* _Page_
-- start --
And just like every other traditional apple farmer, I spent a fortune on fertilizer and pesticide – every 10 days and also after every rain. Yet I still had wormy, scabby apples, just like every other farmer around me.
Asian Pears – grown in a food forest, without pesticide or fertilizer
Little did I know then that the grass in between the trees sucked up the same nutrients that the apple trees needed. And little did I know then that the pesticide I was using was actually making my apples a bigger target for the pests I was trying to get rid of. That is because the predator bugs that would have taken care of the pests, were dying from the pesticide faster than the pests!
Aside from having been a farmer, I have also been a “survivalist” and a “prepper” — long before they coined the terms.
Living for years in New Hampshire as I did, I learned how to prepare for and survive hard winters, where on any given day, a blizzard or ice storm could leave you without power for a week at a time. When that happens, you learn the importance of knowing how to heat and cook with wood, the importance of keeping plenty of storage food on hand, and the fundamentals of surviving the elements without power.
On the flip side, I also lived for years in Florida in the hurricane, tropical storm and lightning capital of the world. There, when the power is out, instead of freezing temperatures, you find yourself coping with 90+ degree heat and 90% humidity. And without power, computers, TV, refrigeration and air conditioning, life can be tough.
Aftermath of Hurricane Sandy (AP Photo)
Living through the aftermath of storms, with home damage, down trees, blocked roads, closed stores, empty gas stations, and the inability to use credit or debit cards at stores, makes you realize that you have to be prepared, and that you have to be self-reliant- because no one is coming to save little old you, when everyone is in the same boat.
-- end --
* _Data extract_
-- start --
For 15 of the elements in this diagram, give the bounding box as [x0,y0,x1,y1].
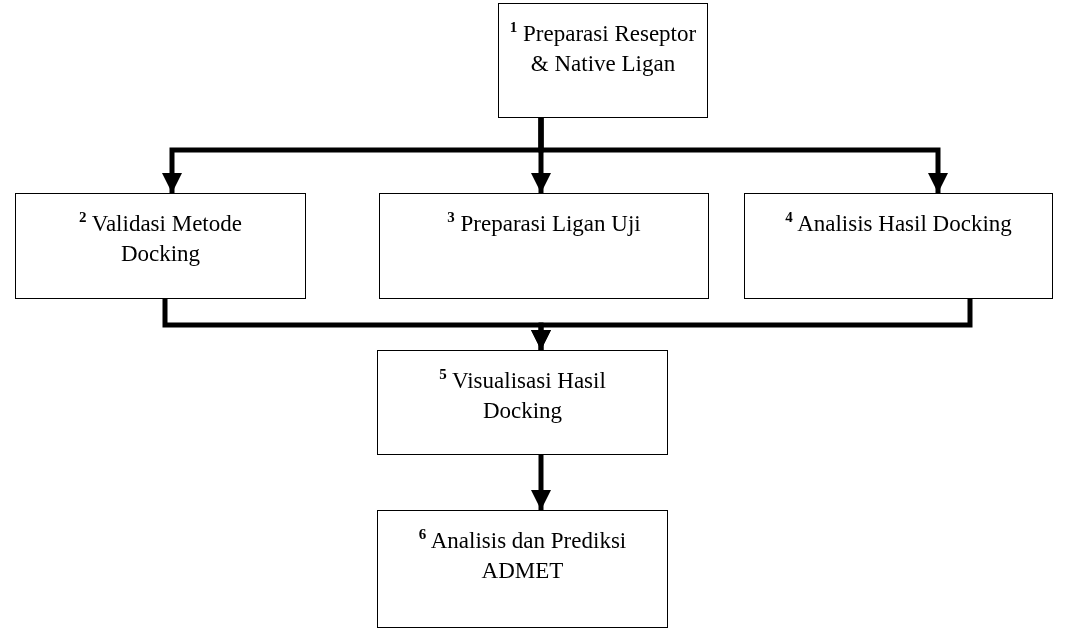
step-label: $^{2}$ Validasi Metode Docking [78,208,243,268]
process-box [498,3,708,118]
process-box [379,193,709,299]
arrow [531,299,973,350]
step-label: $^{4}$ Analisis Hasil Docking [785,208,1012,238]
arrow [538,118,948,193]
step-label: $^{3}$ Preparasi Ligan Uji [447,208,641,238]
process-box [377,510,668,628]
step-label: $^{1}$ Preparasi Reseptor & Native Ligan [508,18,698,78]
process-box [377,350,668,455]
step-label: $^{6}$ Analisis dan Prediksi ADMET [417,525,628,585]
step-label: $^{5}$ Visualisasi Hasil Docking [438,365,607,425]
arrow [531,455,551,510]
process-box [15,193,306,299]
process-box [744,193,1053,299]
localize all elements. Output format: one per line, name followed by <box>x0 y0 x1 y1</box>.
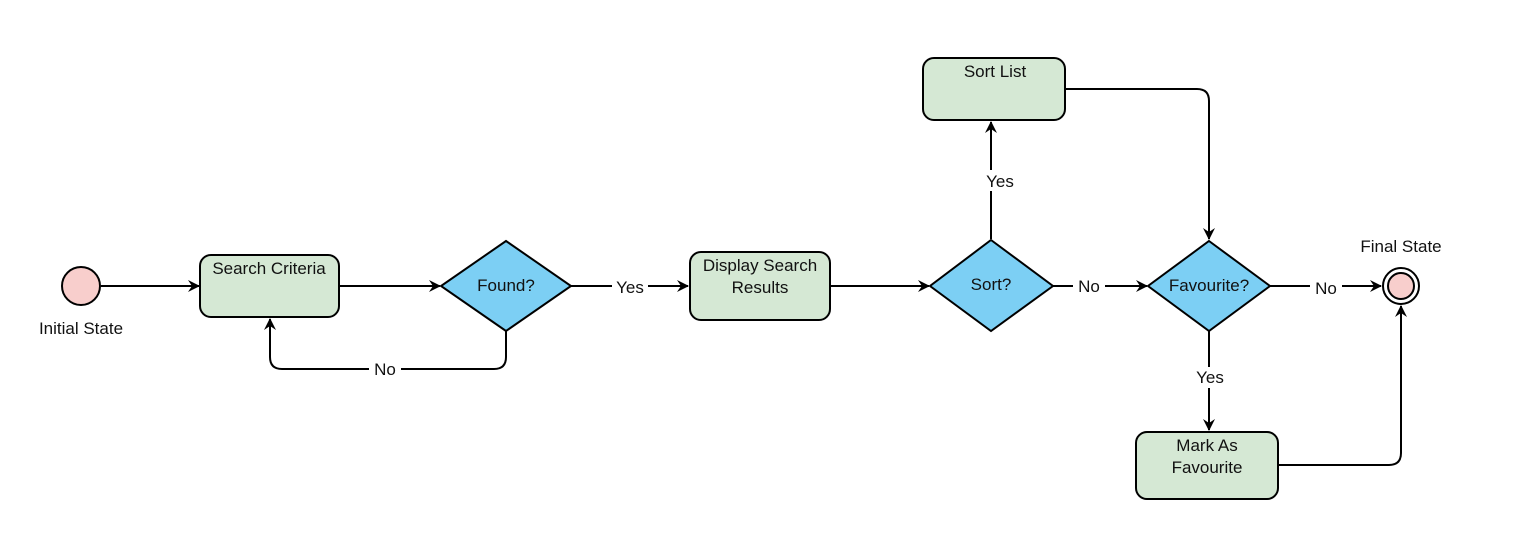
-- end --
* _Task set_
[1] Format the listing as a JSON list of strings, one per line and skipping blank lines, starting at its first line and stopping after the line that contains "process-box [744,193,1053,299]". Leave out the pictures.
[2] Continue the piece on apple farming and storm readiness from its last sentence.

* _Answers per task_
[1]
[
  "For 15 of the elements in this diagram, give the bounding box as [x0,y0,x1,y1].",
  "step-label: $^{2}$ Validasi Metode Docking [78,208,243,268]",
  "process-box [498,3,708,118]",
  "process-box [379,193,709,299]",
  "arrow [531,299,973,350]",
  "step-label: $^{4}$ Analisis Hasil Docking [785,208,1012,238]",
  "arrow [538,118,948,193]",
  "step-label: $^{3}$ Preparasi Ligan Uji [447,208,641,238]",
  "process-box [377,510,668,628]",
  "step-label: $^{1}$ Preparasi Reseptor & Native Ligan [508,18,698,78]",
  "process-box [377,350,668,455]",
  "step-label: $^{6}$ Analisis dan Prediksi ADMET [417,525,628,585]",
  "step-label: $^{5}$ Visualisasi Hasil Docking [438,365,607,425]",
  "arrow [531,455,551,510]",
  "process-box [15,193,306,299]",
  "process-box [744,193,1053,299]"
]

[2]
Consequently, you learn to prepare by having adequate food storage, alternate means of cooking, cleaning, backup power, home protection, and ways to “light up the night”.
So – are you prepared for the next disaster? – Just what kind of disasters are you prepared for?
Well, the truth is that it really doesn’t matter if it is a hurricane, a flood, an earthquake, a blizzard, or an economic collapse – the results will ultimately be the same. There will be no electricity, no water, no food, no infrastructure, no grocery stores, no gas stations, and after a short time, social anarchy will ensue, with every man for himself and the zombie hordes attacking anyone that has anything they might want, in order to feed themselves and their own family.
Zombie hordes approaching by sea. (AP Photo)
So how are you prepared? Do you have a bug out bag? Do you have a place to shelter? Do you have preparations for your home and your family’s defense?
How much food do you have in storage? A few days? A few weeks?
A few months? A year or more?
If there are no grocery stores, no infrastructure, and no government to help you, how are you going to feed yourself and your family in times of catastrophe – whether that is short term or long term?
Less than 100 years ago, the average family always had a year’s worth of food saved in storage to last them until the next harvest.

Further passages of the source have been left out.